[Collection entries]

Begin

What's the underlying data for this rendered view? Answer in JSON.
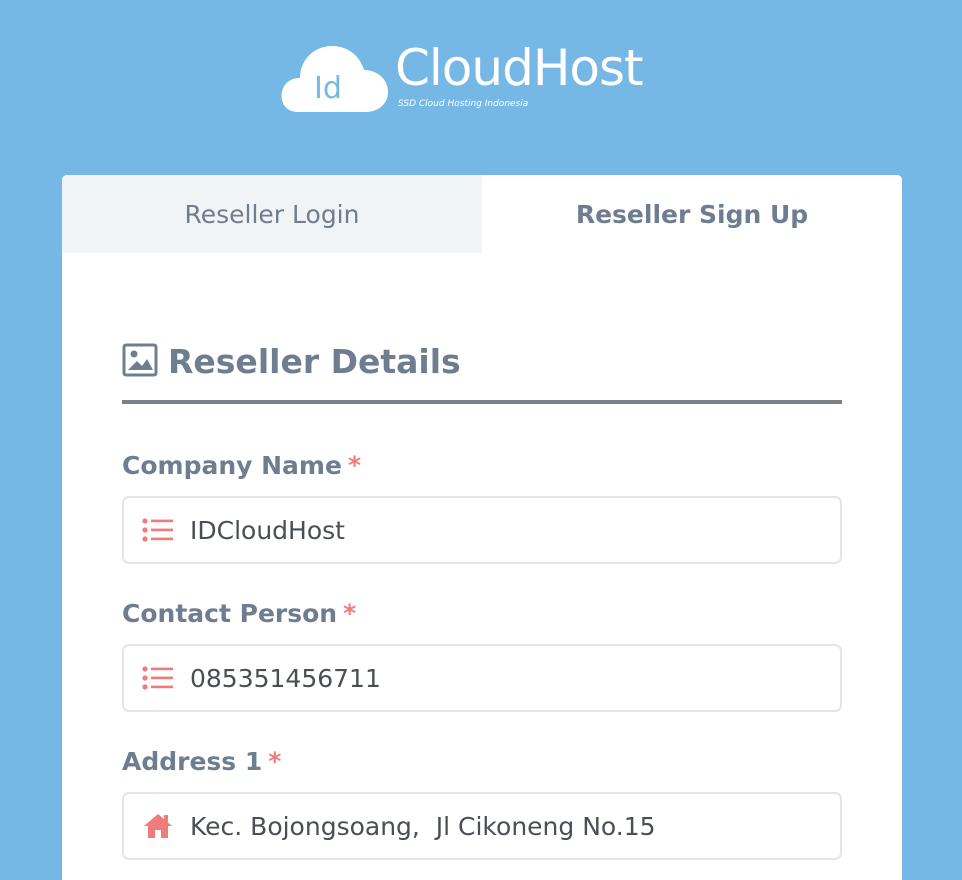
{
  "logo": {
    "badge": "Id",
    "name": "CloudHost",
    "tagline": "SSD Cloud Hosting Indonesia"
  },
  "tabs": [
    {
      "label": "Reseller Login",
      "active": false
    },
    {
      "label": "Reseller Sign Up",
      "active": true
    }
  ],
  "section": {
    "title": "Reseller Details",
    "icon": "image-icon"
  },
  "fields": [
    {
      "label": "Company Name",
      "required_mark": "*",
      "value": "IDCloudHost",
      "icon": "list-icon"
    },
    {
      "label": "Contact Person",
      "required_mark": "*",
      "value": "085351456711",
      "icon": "list-icon"
    },
    {
      "label": "Address 1",
      "required_mark": "*",
      "value": "Kec. Bojongsoang,  Jl Cikoneng No.15",
      "icon": "home-icon"
    }
  ],
  "colors": {
    "background": "#75b8e6",
    "accent": "#ef7b7b",
    "label": "#6f7d90",
    "tab_inactive_bg": "#f1f4f6"
  }
}
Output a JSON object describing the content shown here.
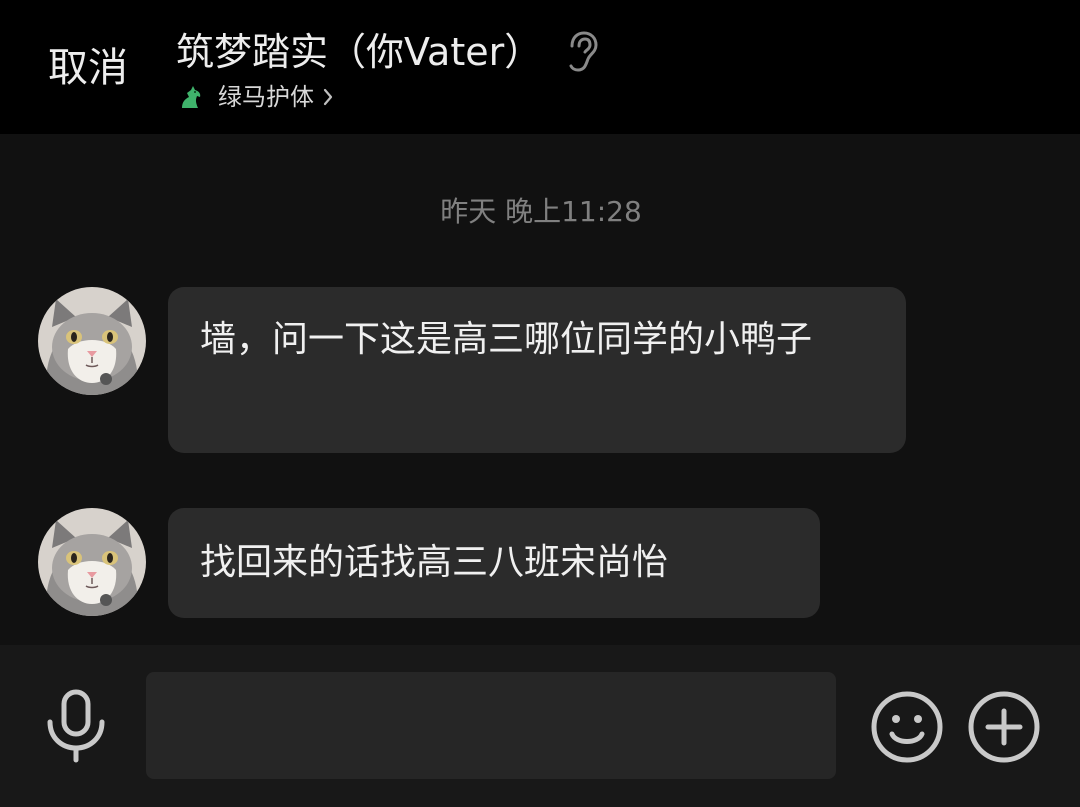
{
  "header": {
    "cancel_label": "取消",
    "title": "筑梦踏实（你Vater）",
    "subtitle": "绿马护体",
    "ear_icon": "ear-icon",
    "subtitle_icon": "horse-icon"
  },
  "chat": {
    "timestamp": "昨天 晚上11:28",
    "messages": [
      {
        "side": "left",
        "avatar": "cat-avatar",
        "text": "墙，问一下这是高三哪位同学的小鸭子"
      },
      {
        "side": "left",
        "avatar": "cat-avatar",
        "text": "找回来的话找高三八班宋尚怡"
      }
    ]
  },
  "input_bar": {
    "voice_icon": "microphone-icon",
    "message_value": "",
    "emoji_icon": "smiley-icon",
    "more_icon": "plus-icon"
  },
  "colors": {
    "header_bg": "#000000",
    "chat_bg": "#111111",
    "bubble_bg": "#2b2b2b",
    "input_bar_bg": "#181818",
    "input_field_bg": "#262626",
    "icon_gray": "#c9c9c9",
    "timestamp_gray": "#808080"
  }
}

End

Repeat the records word for word. Any picture in them should be left out.

Response to this exercise -
What's the underlying data for this rendered view? Answer in JSON.
{
  "logo": {
    "badge": "Id",
    "name": "CloudHost",
    "tagline": "SSD Cloud Hosting Indonesia"
  },
  "tabs": [
    {
      "label": "Reseller Login",
      "active": false
    },
    {
      "label": "Reseller Sign Up",
      "active": true
    }
  ],
  "section": {
    "title": "Reseller Details",
    "icon": "image-icon"
  },
  "fields": [
    {
      "label": "Company Name",
      "required_mark": "*",
      "value": "IDCloudHost",
      "icon": "list-icon"
    },
    {
      "label": "Contact Person",
      "required_mark": "*",
      "value": "085351456711",
      "icon": "list-icon"
    },
    {
      "label": "Address 1",
      "required_mark": "*",
      "value": "Kec. Bojongsoang,  Jl Cikoneng No.15",
      "icon": "home-icon"
    }
  ],
  "colors": {
    "background": "#75b8e6",
    "accent": "#ef7b7b",
    "label": "#6f7d90",
    "tab_inactive_bg": "#f1f4f6"
  }
}
Output a JSON object describing the content shown here.
{
  "header": {
    "cancel_label": "取消",
    "title": "筑梦踏实（你Vater）",
    "subtitle": "绿马护体",
    "ear_icon": "ear-icon",
    "subtitle_icon": "horse-icon"
  },
  "chat": {
    "timestamp": "昨天 晚上11:28",
    "messages": [
      {
        "side": "left",
        "avatar": "cat-avatar",
        "text": "墙，问一下这是高三哪位同学的小鸭子"
      },
      {
        "side": "left",
        "avatar": "cat-avatar",
        "text": "找回来的话找高三八班宋尚怡"
      }
    ]
  },
  "input_bar": {
    "voice_icon": "microphone-icon",
    "message_value": "",
    "emoji_icon": "smiley-icon",
    "more_icon": "plus-icon"
  },
  "colors": {
    "header_bg": "#000000",
    "chat_bg": "#111111",
    "bubble_bg": "#2b2b2b",
    "input_bar_bg": "#181818",
    "input_field_bg": "#262626",
    "icon_gray": "#c9c9c9",
    "timestamp_gray": "#808080"
  }
}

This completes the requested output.